----- Entries shown

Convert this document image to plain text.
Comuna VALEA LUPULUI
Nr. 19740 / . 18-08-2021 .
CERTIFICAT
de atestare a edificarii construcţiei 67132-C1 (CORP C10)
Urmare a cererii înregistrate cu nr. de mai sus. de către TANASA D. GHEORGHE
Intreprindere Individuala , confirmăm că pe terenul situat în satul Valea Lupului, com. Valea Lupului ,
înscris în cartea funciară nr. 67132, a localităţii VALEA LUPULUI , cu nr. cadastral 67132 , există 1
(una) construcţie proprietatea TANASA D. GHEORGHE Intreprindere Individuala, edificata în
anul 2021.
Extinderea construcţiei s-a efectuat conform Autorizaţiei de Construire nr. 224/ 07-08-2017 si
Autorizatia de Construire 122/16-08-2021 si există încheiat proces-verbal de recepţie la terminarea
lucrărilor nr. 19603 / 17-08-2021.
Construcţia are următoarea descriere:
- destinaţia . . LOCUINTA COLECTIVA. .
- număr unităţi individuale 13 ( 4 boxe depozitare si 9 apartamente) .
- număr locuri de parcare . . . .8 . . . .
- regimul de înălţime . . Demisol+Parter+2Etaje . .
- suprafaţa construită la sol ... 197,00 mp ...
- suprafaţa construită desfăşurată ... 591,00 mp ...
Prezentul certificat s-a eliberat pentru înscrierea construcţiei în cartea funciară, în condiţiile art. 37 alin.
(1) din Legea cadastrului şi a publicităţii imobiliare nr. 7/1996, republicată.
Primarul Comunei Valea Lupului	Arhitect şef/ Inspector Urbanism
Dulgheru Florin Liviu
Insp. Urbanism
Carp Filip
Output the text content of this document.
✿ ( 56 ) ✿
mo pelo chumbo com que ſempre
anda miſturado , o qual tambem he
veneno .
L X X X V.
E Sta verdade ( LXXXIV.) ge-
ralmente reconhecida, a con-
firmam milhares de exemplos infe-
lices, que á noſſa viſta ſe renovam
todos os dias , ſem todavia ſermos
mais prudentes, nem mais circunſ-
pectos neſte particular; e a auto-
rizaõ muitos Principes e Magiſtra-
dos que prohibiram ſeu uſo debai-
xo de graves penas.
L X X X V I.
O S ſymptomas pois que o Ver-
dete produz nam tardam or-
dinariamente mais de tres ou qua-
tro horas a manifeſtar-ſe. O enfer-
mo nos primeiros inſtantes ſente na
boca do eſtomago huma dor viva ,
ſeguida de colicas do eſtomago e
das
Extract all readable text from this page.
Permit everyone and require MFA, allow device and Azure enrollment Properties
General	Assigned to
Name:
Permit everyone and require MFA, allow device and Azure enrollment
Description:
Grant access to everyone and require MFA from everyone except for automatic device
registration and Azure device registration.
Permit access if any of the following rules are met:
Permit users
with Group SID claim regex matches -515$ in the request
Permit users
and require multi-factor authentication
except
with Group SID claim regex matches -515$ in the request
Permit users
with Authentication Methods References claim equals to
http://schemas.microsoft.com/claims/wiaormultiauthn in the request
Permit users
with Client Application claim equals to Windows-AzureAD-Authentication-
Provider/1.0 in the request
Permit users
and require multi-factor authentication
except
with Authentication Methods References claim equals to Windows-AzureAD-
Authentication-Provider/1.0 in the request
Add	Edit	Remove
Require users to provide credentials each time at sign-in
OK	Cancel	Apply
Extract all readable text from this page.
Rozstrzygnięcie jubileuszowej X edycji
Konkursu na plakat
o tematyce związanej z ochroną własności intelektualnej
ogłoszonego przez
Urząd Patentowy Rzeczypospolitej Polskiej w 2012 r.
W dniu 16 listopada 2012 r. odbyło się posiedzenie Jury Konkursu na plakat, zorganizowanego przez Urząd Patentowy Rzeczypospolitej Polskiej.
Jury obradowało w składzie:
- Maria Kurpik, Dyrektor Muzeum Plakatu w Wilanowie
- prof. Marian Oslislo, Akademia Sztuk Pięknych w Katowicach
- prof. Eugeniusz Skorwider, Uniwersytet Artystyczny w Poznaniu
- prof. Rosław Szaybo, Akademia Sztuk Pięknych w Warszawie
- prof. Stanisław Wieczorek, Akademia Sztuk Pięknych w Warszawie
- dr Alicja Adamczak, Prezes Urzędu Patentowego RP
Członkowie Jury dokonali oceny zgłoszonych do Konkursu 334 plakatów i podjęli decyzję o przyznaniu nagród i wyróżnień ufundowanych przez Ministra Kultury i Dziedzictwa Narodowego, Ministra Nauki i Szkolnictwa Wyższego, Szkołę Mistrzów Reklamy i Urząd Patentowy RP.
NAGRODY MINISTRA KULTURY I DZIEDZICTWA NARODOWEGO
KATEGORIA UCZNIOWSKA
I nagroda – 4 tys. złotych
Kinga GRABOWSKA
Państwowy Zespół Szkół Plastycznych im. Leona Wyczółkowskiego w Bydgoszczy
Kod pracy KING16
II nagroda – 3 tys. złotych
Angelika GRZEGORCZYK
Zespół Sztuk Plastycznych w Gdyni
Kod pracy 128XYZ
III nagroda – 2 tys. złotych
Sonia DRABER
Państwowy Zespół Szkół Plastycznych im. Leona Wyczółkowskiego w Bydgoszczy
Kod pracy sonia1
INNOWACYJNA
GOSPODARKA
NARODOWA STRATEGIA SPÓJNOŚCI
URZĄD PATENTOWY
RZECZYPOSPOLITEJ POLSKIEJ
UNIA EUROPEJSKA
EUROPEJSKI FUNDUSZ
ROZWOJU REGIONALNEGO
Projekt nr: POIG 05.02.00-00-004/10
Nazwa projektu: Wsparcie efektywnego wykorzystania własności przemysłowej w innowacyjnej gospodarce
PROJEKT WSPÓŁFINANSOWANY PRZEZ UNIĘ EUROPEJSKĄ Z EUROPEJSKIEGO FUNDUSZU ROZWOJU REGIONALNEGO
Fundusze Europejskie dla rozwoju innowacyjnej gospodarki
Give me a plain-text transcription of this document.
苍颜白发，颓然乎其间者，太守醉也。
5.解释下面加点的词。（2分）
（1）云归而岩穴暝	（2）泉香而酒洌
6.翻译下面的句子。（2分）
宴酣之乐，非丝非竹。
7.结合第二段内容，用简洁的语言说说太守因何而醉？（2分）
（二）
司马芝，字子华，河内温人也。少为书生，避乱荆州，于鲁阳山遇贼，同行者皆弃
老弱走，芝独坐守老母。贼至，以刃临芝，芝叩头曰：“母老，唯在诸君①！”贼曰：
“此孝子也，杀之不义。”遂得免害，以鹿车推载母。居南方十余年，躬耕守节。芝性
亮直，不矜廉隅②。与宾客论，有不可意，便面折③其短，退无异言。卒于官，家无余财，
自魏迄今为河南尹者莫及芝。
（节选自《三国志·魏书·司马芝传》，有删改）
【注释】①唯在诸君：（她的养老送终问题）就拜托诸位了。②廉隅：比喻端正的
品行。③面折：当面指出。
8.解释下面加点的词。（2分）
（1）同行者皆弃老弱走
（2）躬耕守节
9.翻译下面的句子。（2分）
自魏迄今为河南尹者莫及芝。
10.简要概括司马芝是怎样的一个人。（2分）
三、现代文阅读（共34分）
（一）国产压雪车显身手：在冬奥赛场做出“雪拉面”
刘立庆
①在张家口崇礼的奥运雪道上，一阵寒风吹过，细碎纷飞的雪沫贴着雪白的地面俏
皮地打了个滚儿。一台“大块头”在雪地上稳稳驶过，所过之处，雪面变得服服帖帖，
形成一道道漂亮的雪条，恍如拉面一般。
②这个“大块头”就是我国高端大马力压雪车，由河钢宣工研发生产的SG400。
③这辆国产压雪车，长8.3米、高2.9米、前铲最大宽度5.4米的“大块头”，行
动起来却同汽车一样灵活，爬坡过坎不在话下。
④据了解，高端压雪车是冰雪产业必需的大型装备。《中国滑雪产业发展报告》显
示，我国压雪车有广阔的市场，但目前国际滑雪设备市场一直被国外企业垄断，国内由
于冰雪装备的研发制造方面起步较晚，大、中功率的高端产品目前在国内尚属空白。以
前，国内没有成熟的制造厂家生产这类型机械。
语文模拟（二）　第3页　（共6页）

----------

Directions for this task: What is the number of lines containing "Windows"? Give that number only.

The result: 2